WRITTEN EXERCISE> Can you copy out the data exactly? Leave the images out.

SOURCE MATERIAL>
## Start
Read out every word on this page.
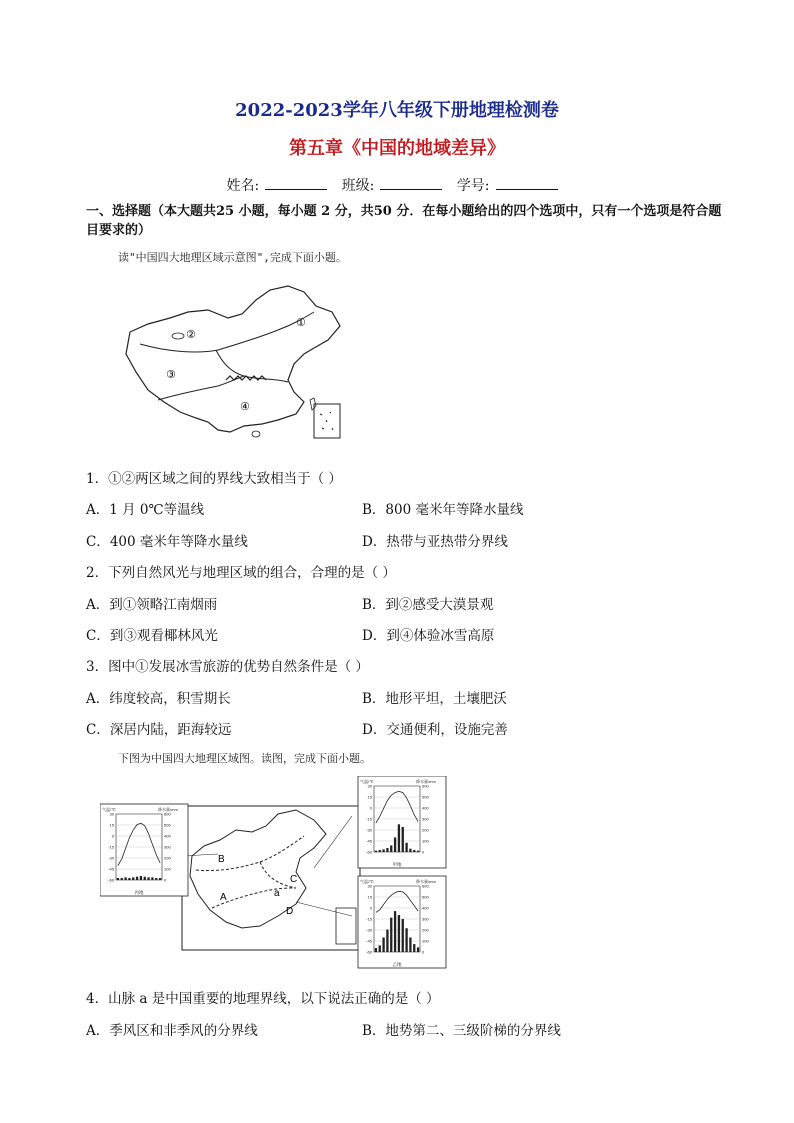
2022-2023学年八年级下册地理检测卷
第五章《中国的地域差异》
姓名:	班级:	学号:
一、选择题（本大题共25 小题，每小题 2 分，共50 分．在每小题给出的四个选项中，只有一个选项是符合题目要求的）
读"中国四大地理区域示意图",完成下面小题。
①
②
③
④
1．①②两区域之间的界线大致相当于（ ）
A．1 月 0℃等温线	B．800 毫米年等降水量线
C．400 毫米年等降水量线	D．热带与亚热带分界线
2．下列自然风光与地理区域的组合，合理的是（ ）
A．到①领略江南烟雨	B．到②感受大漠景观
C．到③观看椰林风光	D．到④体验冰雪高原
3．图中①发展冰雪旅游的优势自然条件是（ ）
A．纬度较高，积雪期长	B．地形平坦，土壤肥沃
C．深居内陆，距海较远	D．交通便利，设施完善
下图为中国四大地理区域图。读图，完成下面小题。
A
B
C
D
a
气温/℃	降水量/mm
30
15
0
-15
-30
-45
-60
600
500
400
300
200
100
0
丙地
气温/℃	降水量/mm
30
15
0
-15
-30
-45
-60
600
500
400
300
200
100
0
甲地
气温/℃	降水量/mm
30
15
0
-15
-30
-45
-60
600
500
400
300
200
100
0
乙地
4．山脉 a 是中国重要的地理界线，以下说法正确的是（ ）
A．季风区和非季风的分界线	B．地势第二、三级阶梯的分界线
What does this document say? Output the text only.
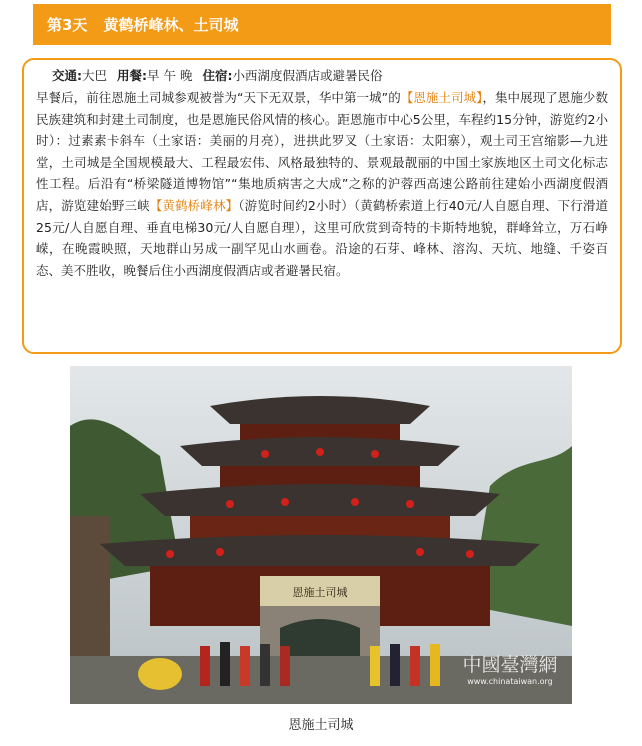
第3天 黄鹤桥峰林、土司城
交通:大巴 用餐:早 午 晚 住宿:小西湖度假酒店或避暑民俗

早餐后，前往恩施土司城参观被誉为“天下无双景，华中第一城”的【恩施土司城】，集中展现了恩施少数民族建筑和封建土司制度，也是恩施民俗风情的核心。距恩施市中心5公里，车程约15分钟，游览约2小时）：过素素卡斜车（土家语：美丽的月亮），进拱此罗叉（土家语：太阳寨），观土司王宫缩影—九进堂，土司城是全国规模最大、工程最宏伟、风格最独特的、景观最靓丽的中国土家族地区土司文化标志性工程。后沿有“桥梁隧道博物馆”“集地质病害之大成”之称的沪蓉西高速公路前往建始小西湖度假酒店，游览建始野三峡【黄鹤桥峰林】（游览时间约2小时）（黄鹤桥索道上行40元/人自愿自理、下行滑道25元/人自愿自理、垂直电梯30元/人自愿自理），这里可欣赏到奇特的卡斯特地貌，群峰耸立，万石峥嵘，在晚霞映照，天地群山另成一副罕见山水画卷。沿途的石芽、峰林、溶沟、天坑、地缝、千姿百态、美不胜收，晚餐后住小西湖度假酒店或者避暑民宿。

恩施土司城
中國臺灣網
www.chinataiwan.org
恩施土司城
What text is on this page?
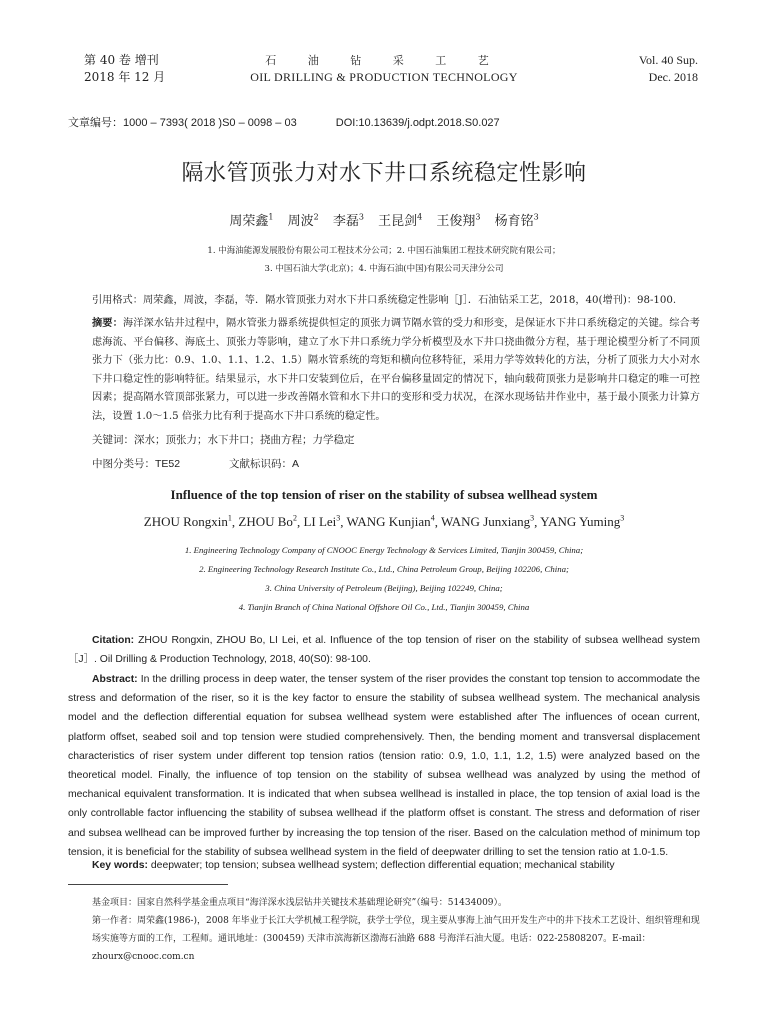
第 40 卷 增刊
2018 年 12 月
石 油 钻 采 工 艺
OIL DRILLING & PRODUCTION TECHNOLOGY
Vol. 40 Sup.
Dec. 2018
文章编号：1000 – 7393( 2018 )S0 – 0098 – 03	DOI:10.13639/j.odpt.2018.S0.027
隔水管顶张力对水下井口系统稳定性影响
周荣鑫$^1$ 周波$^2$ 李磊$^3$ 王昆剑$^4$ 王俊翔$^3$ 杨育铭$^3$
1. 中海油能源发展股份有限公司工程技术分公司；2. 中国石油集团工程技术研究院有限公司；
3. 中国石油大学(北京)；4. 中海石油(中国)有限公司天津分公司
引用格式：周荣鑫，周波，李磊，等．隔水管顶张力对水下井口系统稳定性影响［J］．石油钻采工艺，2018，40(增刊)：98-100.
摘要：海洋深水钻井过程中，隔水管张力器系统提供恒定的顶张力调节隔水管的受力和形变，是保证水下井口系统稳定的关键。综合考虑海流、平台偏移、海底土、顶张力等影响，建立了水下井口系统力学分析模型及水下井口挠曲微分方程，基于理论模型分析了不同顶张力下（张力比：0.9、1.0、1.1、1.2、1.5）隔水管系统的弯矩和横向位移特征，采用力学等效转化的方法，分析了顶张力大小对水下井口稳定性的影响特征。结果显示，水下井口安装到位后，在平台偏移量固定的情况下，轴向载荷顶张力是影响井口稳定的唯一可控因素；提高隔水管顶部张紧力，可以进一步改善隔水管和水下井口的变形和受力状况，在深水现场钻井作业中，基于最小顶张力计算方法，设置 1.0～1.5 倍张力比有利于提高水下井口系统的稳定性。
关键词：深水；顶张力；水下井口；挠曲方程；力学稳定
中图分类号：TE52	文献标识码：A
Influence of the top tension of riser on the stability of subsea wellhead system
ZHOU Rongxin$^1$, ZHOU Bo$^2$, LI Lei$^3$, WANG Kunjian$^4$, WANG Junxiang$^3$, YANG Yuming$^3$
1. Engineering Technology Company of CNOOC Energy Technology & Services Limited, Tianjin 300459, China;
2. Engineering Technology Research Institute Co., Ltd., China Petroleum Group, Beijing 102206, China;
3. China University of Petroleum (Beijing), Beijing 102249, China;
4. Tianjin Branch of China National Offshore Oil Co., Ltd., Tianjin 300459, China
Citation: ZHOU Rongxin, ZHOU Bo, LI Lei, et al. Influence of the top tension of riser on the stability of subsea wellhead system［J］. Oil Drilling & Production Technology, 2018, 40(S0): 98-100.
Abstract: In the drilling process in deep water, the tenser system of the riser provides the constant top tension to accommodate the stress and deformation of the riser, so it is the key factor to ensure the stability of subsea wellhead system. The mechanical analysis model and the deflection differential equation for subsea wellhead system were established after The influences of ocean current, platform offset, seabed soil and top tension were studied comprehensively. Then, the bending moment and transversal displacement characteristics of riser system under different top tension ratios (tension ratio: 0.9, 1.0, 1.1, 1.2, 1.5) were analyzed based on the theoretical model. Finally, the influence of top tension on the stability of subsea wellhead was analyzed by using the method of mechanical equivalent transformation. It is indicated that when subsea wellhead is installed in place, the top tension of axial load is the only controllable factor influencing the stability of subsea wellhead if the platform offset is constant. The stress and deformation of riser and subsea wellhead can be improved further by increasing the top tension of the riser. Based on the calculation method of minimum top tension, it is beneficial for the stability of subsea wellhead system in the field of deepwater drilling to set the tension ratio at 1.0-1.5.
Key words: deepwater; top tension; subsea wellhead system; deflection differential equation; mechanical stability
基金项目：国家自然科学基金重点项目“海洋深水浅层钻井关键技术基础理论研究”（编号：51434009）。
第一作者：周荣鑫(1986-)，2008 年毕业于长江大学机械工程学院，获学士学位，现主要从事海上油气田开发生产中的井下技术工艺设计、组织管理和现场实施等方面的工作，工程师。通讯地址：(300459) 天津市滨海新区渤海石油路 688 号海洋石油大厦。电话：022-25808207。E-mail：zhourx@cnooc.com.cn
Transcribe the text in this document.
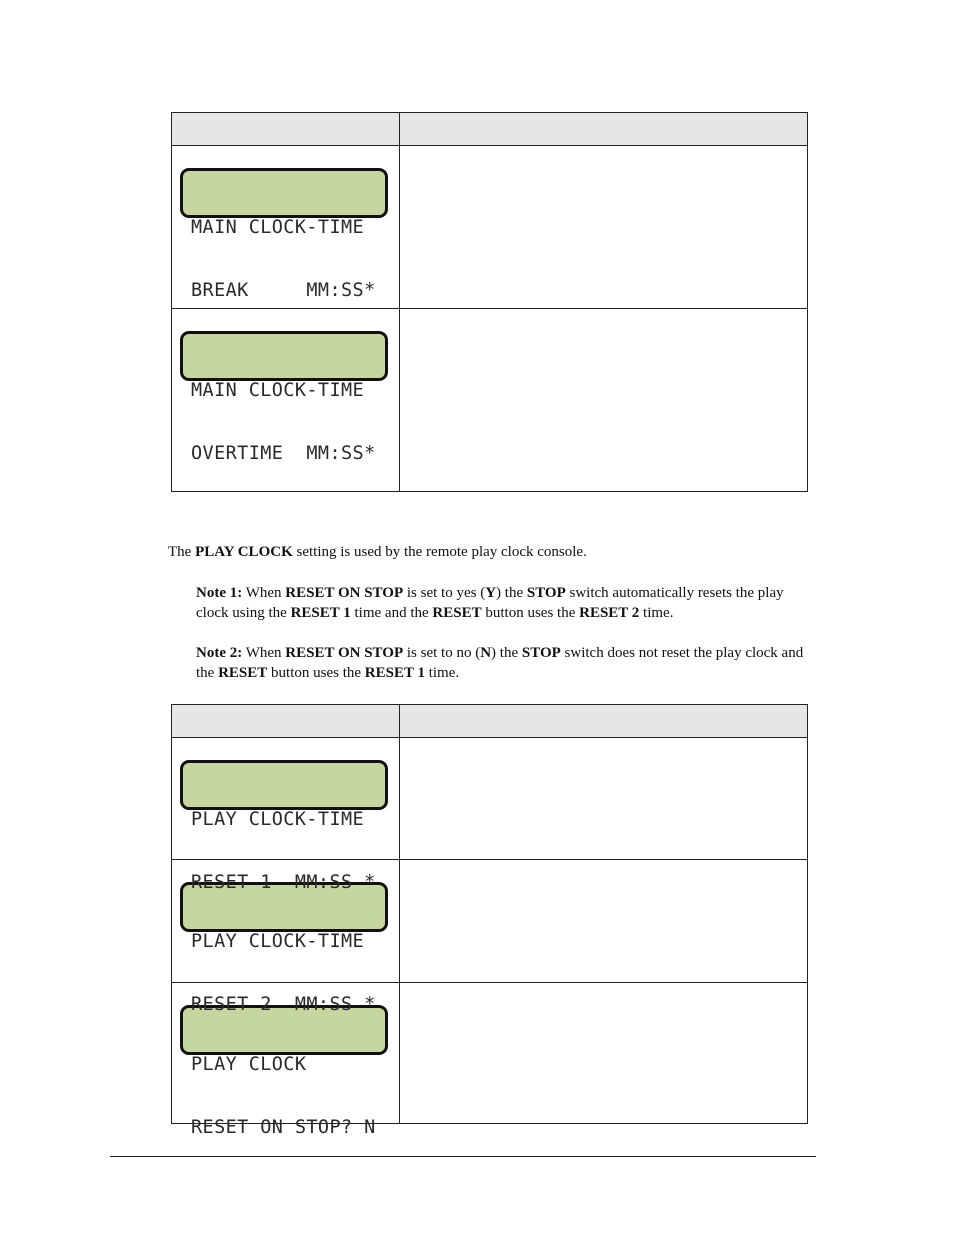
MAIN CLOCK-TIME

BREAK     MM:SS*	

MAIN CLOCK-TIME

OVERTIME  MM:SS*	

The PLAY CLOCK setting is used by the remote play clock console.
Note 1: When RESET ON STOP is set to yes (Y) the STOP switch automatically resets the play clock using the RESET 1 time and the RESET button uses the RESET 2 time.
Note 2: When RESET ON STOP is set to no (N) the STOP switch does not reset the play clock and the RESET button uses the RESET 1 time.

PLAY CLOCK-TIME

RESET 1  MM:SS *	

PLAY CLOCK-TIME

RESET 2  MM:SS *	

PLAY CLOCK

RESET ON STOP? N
## End
SOLUTION TO THE EXERCISE>
Read out every word on this page.
2022-2023学年八年级下册地理检测卷
第五章《中国的地域差异》
姓名:	班级:	学号:
一、选择题（本大题共25 小题，每小题 2 分，共50 分．在每小题给出的四个选项中，只有一个选项是符合题目要求的）
读"中国四大地理区域示意图",完成下面小题。
①
②
③
④
1．①②两区域之间的界线大致相当于（ ）
A．1 月 0℃等温线	B．800 毫米年等降水量线
C．400 毫米年等降水量线	D．热带与亚热带分界线
2．下列自然风光与地理区域的组合，合理的是（ ）
A．到①领略江南烟雨	B．到②感受大漠景观
C．到③观看椰林风光	D．到④体验冰雪高原
3．图中①发展冰雪旅游的优势自然条件是（ ）
A．纬度较高，积雪期长	B．地形平坦，土壤肥沃
C．深居内陆，距海较远	D．交通便利，设施完善
下图为中国四大地理区域图。读图，完成下面小题。
A
B
C
D
a
气温/℃	降水量/mm
30
15
0
-15
-30
-45
-60
600
500
400
300
200
100
0
丙地
气温/℃	降水量/mm
30
15
0
-15
-30
-45
-60
600
500
400
300
200
100
0
甲地
气温/℃	降水量/mm
30
15
0
-15
-30
-45
-60
600
500
400
300
200
100
0
乙地
4．山脉 a 是中国重要的地理界线，以下说法正确的是（ ）
A．季风区和非季风的分界线	B．地势第二、三级阶梯的分界线
What does this document say? Output the text only.
第3天 黄鹤桥峰林、土司城
交通:大巴 用餐:早 午 晚 住宿:小西湖度假酒店或避暑民俗

早餐后，前往恩施土司城参观被誉为“天下无双景，华中第一城”的【恩施土司城】，集中展现了恩施少数民族建筑和封建土司制度，也是恩施民俗风情的核心。距恩施市中心5公里，车程约15分钟，游览约2小时）：过素素卡斜车（土家语：美丽的月亮），进拱此罗叉（土家语：太阳寨），观土司王宫缩影—九进堂，土司城是全国规模最大、工程最宏伟、风格最独特的、景观最靓丽的中国土家族地区土司文化标志性工程。后沿有“桥梁隧道博物馆”“集地质病害之大成”之称的沪蓉西高速公路前往建始小西湖度假酒店，游览建始野三峡【黄鹤桥峰林】（游览时间约2小时）（黄鹤桥索道上行40元/人自愿自理、下行滑道25元/人自愿自理、垂直电梯30元/人自愿自理），这里可欣赏到奇特的卡斯特地貌，群峰耸立，万石峥嵘，在晚霞映照，天地群山另成一副罕见山水画卷。沿途的石芽、峰林、溶沟、天坑、地缝、千姿百态、美不胜收，晚餐后住小西湖度假酒店或者避暑民宿。

恩施土司城
中國臺灣網
www.chinataiwan.org
恩施土司城
What text is on this page?
第 40 卷 增刊
2018 年 12 月
石 油 钻 采 工 艺
OIL DRILLING & PRODUCTION TECHNOLOGY
Vol. 40 Sup.
Dec. 2018
文章编号：1000 – 7393( 2018 )S0 – 0098 – 03	DOI:10.13639/j.odpt.2018.S0.027
隔水管顶张力对水下井口系统稳定性影响
周荣鑫$^1$ 周波$^2$ 李磊$^3$ 王昆剑$^4$ 王俊翔$^3$ 杨育铭$^3$
1. 中海油能源发展股份有限公司工程技术分公司；2. 中国石油集团工程技术研究院有限公司；
3. 中国石油大学(北京)；4. 中海石油(中国)有限公司天津分公司
引用格式：周荣鑫，周波，李磊，等．隔水管顶张力对水下井口系统稳定性影响［J］．石油钻采工艺，2018，40(增刊)：98-100.
摘要：海洋深水钻井过程中，隔水管张力器系统提供恒定的顶张力调节隔水管的受力和形变，是保证水下井口系统稳定的关键。综合考虑海流、平台偏移、海底土、顶张力等影响，建立了水下井口系统力学分析模型及水下井口挠曲微分方程，基于理论模型分析了不同顶张力下（张力比：0.9、1.0、1.1、1.2、1.5）隔水管系统的弯矩和横向位移特征，采用力学等效转化的方法，分析了顶张力大小对水下井口稳定性的影响特征。结果显示，水下井口安装到位后，在平台偏移量固定的情况下，轴向载荷顶张力是影响井口稳定的唯一可控因素；提高隔水管顶部张紧力，可以进一步改善隔水管和水下井口的变形和受力状况，在深水现场钻井作业中，基于最小顶张力计算方法，设置 1.0～1.5 倍张力比有利于提高水下井口系统的稳定性。
关键词：深水；顶张力；水下井口；挠曲方程；力学稳定
中图分类号：TE52	文献标识码：A
Influence of the top tension of riser on the stability of subsea wellhead system
ZHOU Rongxin$^1$, ZHOU Bo$^2$, LI Lei$^3$, WANG Kunjian$^4$, WANG Junxiang$^3$, YANG Yuming$^3$
1. Engineering Technology Company of CNOOC Energy Technology & Services Limited, Tianjin 300459, China;
2. Engineering Technology Research Institute Co., Ltd., China Petroleum Group, Beijing 102206, China;
3. China University of Petroleum (Beijing), Beijing 102249, China;
4. Tianjin Branch of China National Offshore Oil Co., Ltd., Tianjin 300459, China
Citation: ZHOU Rongxin, ZHOU Bo, LI Lei, et al. Influence of the top tension of riser on the stability of subsea wellhead system［J］. Oil Drilling & Production Technology, 2018, 40(S0): 98-100.
Abstract: In the drilling process in deep water, the tenser system of the riser provides the constant top tension to accommodate the stress and deformation of the riser, so it is the key factor to ensure the stability of subsea wellhead system. The mechanical analysis model and the deflection differential equation for subsea wellhead system were established after The influences of ocean current, platform offset, seabed soil and top tension were studied comprehensively. Then, the bending moment and transversal displacement characteristics of riser system under different top tension ratios (tension ratio: 0.9, 1.0, 1.1, 1.2, 1.5) were analyzed based on the theoretical model. Finally, the influence of top tension on the stability of subsea wellhead was analyzed by using the method of mechanical equivalent transformation. It is indicated that when subsea wellhead is installed in place, the top tension of axial load is the only controllable factor influencing the stability of subsea wellhead if the platform offset is constant. The stress and deformation of riser and subsea wellhead can be improved further by increasing the top tension of the riser. Based on the calculation method of minimum top tension, it is beneficial for the stability of subsea wellhead system in the field of deepwater drilling to set the tension ratio at 1.0-1.5.
Key words: deepwater; top tension; subsea wellhead system; deflection differential equation; mechanical stability
基金项目：国家自然科学基金重点项目“海洋深水浅层钻井关键技术基础理论研究”（编号：51434009）。
第一作者：周荣鑫(1986-)，2008 年毕业于长江大学机械工程学院，获学士学位，现主要从事海上油气田开发生产中的井下技术工艺设计、组织管理和现场实施等方面的工作，工程师。通讯地址：(300459) 天津市滨海新区渤海石油路 688 号海洋石油大厦。电话：022-25808207。E-mail：zhourx@cnooc.com.cn
Transcribe the text in this document.
MAIN CLOCK-TIME

BREAK     MM:SS*	

MAIN CLOCK-TIME

OVERTIME  MM:SS*	

The PLAY CLOCK setting is used by the remote play clock console.
Note 1: When RESET ON STOP is set to yes (Y) the STOP switch automatically resets the play clock using the RESET 1 time and the RESET button uses the RESET 2 time.
Note 2: When RESET ON STOP is set to no (N) the STOP switch does not reset the play clock and the RESET button uses the RESET 1 time.

PLAY CLOCK-TIME

RESET 1  MM:SS *	

PLAY CLOCK-TIME

RESET 2  MM:SS *	

PLAY CLOCK

RESET ON STOP? N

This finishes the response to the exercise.